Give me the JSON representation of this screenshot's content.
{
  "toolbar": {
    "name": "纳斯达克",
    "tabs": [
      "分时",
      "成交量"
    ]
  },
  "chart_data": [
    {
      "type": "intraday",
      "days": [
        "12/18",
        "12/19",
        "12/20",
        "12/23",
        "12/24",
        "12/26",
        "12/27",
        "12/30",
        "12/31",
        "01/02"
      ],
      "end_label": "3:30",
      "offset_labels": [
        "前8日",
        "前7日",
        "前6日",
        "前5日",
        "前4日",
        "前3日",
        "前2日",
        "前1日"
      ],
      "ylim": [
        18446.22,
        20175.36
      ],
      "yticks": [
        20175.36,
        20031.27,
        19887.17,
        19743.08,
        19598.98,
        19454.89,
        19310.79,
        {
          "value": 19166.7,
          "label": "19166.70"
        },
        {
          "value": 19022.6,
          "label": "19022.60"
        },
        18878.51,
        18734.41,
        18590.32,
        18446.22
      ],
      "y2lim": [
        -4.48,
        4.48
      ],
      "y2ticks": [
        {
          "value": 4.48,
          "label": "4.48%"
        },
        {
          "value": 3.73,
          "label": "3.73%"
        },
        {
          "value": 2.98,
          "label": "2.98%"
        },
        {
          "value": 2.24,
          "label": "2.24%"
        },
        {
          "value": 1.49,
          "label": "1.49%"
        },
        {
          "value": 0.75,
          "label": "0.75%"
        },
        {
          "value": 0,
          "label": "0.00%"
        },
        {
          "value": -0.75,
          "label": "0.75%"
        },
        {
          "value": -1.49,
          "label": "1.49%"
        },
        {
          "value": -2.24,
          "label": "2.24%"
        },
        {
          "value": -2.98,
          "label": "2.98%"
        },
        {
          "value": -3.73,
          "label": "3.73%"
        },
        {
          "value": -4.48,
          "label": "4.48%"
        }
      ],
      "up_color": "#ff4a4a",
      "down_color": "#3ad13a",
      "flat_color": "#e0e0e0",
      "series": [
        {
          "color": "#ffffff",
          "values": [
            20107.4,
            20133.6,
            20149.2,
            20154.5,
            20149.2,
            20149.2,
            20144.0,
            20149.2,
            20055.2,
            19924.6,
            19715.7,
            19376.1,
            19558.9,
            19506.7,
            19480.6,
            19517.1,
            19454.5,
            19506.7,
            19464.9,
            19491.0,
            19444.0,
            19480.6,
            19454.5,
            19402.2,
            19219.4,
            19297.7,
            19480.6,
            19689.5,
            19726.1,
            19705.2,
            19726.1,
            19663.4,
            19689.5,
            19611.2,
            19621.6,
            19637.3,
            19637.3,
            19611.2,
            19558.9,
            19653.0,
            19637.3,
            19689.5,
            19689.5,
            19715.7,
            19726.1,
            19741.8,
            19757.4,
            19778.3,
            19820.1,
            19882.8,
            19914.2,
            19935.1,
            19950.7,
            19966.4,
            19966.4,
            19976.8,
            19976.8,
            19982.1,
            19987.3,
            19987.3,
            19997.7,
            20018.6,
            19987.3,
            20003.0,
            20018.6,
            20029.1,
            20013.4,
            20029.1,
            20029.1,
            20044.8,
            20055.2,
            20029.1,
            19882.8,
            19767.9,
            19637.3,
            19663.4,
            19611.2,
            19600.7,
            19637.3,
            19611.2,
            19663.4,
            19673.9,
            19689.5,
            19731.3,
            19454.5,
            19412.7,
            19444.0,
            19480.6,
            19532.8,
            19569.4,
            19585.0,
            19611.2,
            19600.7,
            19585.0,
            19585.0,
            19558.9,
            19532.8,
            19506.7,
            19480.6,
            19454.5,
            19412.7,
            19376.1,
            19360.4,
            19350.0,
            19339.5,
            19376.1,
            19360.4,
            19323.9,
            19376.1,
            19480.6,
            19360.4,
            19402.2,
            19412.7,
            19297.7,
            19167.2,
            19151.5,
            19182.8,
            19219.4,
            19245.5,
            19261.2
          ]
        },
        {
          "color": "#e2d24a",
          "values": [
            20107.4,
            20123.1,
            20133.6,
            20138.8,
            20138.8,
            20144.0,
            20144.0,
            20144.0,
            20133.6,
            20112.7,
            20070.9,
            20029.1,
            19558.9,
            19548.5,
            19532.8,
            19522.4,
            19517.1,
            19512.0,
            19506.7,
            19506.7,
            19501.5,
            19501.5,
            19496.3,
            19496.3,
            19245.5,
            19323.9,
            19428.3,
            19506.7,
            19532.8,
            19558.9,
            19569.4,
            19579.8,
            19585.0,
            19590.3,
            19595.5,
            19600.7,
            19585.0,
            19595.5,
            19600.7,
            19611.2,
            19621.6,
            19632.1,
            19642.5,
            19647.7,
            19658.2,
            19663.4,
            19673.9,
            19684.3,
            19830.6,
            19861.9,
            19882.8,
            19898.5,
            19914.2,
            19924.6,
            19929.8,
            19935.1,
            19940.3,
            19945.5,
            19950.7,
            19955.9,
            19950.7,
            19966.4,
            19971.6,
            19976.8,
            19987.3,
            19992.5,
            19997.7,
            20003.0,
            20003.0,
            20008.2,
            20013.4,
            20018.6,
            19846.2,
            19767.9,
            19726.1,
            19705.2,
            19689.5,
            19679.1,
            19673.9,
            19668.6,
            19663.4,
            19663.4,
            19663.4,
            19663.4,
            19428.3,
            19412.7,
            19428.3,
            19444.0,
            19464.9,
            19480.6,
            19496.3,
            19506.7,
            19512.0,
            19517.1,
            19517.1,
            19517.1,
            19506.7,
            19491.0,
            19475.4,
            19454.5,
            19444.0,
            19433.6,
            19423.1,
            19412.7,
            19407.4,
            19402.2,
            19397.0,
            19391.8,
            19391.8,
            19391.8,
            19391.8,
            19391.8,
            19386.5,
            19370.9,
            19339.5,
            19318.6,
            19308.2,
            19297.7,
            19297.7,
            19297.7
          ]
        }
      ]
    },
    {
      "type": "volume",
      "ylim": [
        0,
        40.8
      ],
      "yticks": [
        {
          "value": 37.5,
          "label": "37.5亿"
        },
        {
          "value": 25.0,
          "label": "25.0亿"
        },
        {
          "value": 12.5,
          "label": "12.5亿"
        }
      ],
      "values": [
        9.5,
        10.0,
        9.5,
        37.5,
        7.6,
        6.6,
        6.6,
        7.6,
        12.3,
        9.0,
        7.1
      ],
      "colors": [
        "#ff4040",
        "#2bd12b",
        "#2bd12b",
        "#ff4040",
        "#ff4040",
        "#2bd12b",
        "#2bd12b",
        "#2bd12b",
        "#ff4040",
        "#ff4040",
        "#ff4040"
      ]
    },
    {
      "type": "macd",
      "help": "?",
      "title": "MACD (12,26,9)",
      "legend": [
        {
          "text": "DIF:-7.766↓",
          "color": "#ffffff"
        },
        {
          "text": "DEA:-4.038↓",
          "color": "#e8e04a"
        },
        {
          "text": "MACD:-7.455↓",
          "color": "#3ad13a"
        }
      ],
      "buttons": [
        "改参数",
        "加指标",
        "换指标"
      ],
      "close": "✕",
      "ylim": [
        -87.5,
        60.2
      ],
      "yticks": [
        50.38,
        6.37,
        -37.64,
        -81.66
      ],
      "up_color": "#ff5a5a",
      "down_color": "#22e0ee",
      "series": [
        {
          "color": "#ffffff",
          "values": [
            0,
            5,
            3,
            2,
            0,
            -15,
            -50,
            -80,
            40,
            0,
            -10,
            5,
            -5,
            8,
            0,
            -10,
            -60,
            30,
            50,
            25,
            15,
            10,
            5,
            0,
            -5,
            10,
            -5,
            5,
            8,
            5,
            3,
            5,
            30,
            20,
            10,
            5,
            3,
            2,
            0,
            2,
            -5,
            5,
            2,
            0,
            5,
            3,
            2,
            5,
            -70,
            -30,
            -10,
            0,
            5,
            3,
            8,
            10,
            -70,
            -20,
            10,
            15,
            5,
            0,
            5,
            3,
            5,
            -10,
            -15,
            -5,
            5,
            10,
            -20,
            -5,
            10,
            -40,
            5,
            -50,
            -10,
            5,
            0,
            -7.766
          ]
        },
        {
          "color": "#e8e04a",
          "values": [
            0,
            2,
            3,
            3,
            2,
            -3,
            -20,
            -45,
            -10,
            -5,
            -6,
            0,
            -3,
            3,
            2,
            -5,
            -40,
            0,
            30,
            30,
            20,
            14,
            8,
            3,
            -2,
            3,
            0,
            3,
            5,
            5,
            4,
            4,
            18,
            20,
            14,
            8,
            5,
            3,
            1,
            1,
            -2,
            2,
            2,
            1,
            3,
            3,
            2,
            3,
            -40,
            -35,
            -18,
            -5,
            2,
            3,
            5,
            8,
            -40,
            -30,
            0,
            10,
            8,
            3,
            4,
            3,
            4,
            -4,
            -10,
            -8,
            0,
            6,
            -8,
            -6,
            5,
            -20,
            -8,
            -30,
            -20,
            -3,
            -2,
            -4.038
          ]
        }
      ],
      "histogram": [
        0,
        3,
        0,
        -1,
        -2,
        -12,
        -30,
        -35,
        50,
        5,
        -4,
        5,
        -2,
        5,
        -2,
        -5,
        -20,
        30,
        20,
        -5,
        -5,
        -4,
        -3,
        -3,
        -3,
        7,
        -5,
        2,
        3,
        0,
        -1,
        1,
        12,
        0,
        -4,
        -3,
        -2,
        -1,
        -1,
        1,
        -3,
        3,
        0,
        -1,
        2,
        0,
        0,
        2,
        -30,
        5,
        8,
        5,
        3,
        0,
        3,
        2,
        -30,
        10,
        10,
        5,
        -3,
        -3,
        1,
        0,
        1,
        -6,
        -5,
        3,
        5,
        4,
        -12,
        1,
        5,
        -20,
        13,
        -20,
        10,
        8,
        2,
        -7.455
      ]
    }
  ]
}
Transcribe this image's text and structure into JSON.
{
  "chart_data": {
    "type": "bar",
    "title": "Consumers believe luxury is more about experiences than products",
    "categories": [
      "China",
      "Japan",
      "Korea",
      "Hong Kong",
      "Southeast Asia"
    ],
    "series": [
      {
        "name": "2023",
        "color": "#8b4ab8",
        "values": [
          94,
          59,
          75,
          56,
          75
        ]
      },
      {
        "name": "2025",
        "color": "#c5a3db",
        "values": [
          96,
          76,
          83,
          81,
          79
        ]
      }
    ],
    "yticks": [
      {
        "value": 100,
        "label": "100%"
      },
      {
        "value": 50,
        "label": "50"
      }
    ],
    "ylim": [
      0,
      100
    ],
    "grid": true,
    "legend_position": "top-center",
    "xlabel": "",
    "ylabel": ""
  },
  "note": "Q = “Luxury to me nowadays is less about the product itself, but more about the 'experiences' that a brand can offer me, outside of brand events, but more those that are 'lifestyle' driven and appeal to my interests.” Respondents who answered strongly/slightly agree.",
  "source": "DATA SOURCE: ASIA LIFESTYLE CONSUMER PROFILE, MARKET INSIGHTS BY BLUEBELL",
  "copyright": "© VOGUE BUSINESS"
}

■ ■ ■ ■ ■ ■ ■

Short problem
Show the lines of the records that include the string "about".

Full solution
    "title": "Consumers believe luxury is more about experiences than products",
  "note": "Q = “Luxury to me nowadays is less about the product itself, but more about the 'experiences' that a brand can offer me, outside of brand events, but more those that are 'lifestyle' driven and appeal to my interests.” Respondents who answered strongly/slightly agree.",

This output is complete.